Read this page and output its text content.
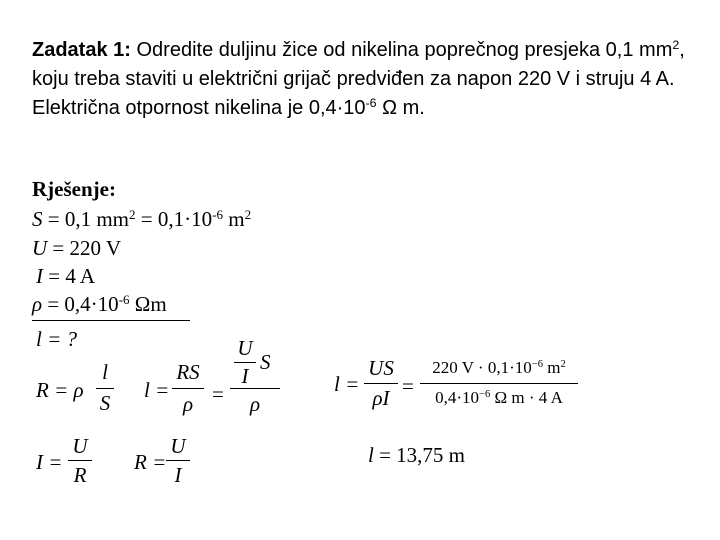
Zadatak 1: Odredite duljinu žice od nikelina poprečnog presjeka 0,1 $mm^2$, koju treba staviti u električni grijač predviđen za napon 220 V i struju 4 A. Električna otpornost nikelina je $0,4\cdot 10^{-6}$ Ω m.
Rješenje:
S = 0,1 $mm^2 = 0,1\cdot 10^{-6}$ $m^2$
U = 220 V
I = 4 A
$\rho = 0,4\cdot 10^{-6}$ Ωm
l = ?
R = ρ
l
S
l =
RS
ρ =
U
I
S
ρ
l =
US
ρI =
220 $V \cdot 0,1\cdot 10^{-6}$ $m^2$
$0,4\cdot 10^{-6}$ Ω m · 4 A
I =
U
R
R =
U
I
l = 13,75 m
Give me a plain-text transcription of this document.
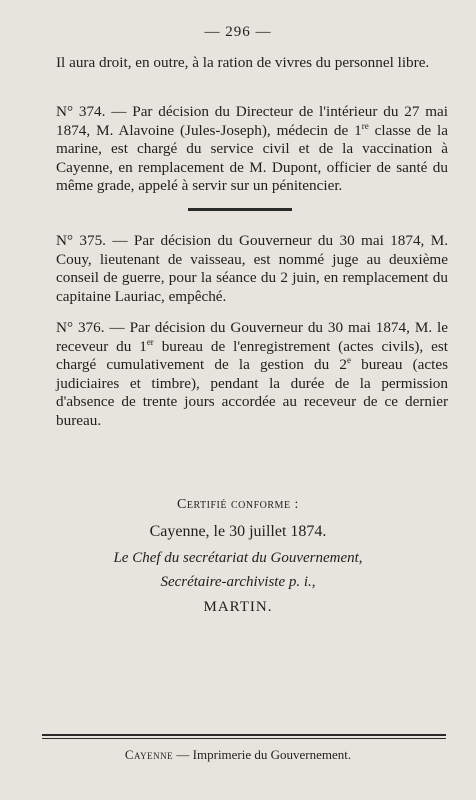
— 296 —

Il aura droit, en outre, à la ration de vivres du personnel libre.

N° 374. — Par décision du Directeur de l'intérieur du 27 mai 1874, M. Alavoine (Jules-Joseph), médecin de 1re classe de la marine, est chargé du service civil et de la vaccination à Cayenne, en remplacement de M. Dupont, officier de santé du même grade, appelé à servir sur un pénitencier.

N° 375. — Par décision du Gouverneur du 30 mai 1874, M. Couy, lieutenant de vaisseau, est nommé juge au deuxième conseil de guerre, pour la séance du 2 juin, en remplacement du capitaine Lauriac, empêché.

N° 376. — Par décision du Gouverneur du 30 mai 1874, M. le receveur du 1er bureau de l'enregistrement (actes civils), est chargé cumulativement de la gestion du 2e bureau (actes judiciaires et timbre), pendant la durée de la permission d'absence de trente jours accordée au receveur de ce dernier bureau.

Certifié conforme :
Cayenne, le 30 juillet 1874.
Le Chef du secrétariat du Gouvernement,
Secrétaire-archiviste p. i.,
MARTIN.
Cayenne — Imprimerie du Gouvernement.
########################################
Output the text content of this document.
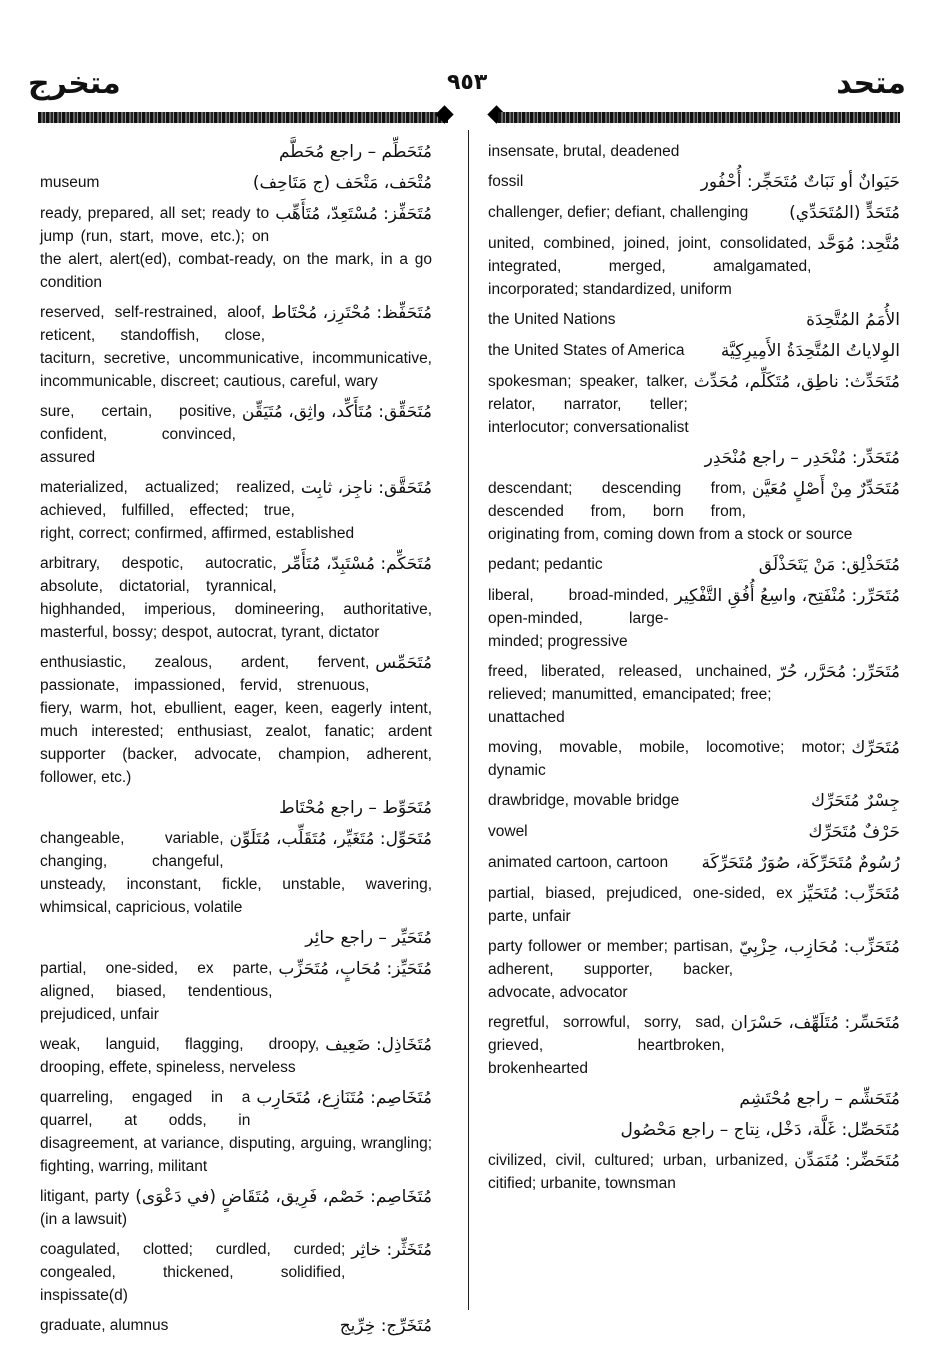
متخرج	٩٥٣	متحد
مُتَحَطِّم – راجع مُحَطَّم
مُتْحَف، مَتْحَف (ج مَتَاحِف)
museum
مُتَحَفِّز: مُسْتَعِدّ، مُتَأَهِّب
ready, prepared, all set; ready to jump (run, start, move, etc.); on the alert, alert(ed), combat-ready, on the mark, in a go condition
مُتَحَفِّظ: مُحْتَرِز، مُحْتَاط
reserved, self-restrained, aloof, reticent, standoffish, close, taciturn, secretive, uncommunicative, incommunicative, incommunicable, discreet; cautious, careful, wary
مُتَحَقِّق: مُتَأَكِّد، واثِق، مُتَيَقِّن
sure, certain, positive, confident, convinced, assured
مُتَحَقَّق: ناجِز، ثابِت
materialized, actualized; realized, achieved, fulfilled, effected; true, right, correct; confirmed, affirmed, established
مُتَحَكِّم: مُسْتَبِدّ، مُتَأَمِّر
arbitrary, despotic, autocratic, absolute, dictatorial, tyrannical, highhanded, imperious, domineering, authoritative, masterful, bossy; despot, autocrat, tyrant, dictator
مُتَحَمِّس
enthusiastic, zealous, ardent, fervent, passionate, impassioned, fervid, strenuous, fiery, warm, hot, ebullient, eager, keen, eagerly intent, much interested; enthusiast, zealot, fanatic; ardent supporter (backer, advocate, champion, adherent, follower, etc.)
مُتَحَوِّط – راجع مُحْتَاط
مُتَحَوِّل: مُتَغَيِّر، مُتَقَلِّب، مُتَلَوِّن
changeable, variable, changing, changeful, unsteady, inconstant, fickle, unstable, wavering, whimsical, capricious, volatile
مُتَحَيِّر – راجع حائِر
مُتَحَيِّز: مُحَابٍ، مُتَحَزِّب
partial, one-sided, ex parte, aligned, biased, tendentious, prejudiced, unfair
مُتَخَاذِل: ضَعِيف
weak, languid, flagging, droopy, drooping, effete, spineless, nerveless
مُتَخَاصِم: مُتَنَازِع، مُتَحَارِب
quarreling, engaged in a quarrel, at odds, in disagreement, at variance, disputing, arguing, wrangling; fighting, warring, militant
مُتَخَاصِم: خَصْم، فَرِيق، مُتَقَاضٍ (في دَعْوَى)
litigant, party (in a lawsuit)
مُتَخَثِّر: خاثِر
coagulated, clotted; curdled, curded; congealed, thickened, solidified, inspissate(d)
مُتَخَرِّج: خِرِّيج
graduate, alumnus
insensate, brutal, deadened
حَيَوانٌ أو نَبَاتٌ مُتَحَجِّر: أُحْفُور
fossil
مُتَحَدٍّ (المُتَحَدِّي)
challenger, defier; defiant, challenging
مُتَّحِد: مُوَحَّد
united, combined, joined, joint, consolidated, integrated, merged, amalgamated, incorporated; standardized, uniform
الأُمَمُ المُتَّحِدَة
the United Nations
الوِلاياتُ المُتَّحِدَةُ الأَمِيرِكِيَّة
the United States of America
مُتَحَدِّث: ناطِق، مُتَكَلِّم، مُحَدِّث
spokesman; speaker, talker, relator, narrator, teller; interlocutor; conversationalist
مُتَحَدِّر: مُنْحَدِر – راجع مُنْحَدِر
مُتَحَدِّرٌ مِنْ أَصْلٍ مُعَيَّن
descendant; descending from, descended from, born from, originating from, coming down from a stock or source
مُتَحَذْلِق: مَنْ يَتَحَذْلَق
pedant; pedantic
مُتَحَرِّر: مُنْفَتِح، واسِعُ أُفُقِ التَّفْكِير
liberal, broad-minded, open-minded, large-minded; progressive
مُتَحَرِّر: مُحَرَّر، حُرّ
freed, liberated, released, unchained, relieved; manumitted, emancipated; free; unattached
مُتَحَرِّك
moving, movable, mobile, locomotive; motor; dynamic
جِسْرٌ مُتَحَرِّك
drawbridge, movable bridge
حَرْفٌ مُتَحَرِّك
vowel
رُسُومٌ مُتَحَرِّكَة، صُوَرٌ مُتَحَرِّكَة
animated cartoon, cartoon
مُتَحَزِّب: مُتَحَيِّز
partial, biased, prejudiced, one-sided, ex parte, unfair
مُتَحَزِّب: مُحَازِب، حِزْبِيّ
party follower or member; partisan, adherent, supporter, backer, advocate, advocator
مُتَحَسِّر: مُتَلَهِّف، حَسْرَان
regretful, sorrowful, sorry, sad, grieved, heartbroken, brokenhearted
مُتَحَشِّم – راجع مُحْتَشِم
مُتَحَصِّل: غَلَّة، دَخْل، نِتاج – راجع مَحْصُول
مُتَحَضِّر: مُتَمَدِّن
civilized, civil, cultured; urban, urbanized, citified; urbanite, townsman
########################################
> [Aim of the task]: Give the count of lines in the data shown above that contain "content", and nothing else.

> [Full output]: 2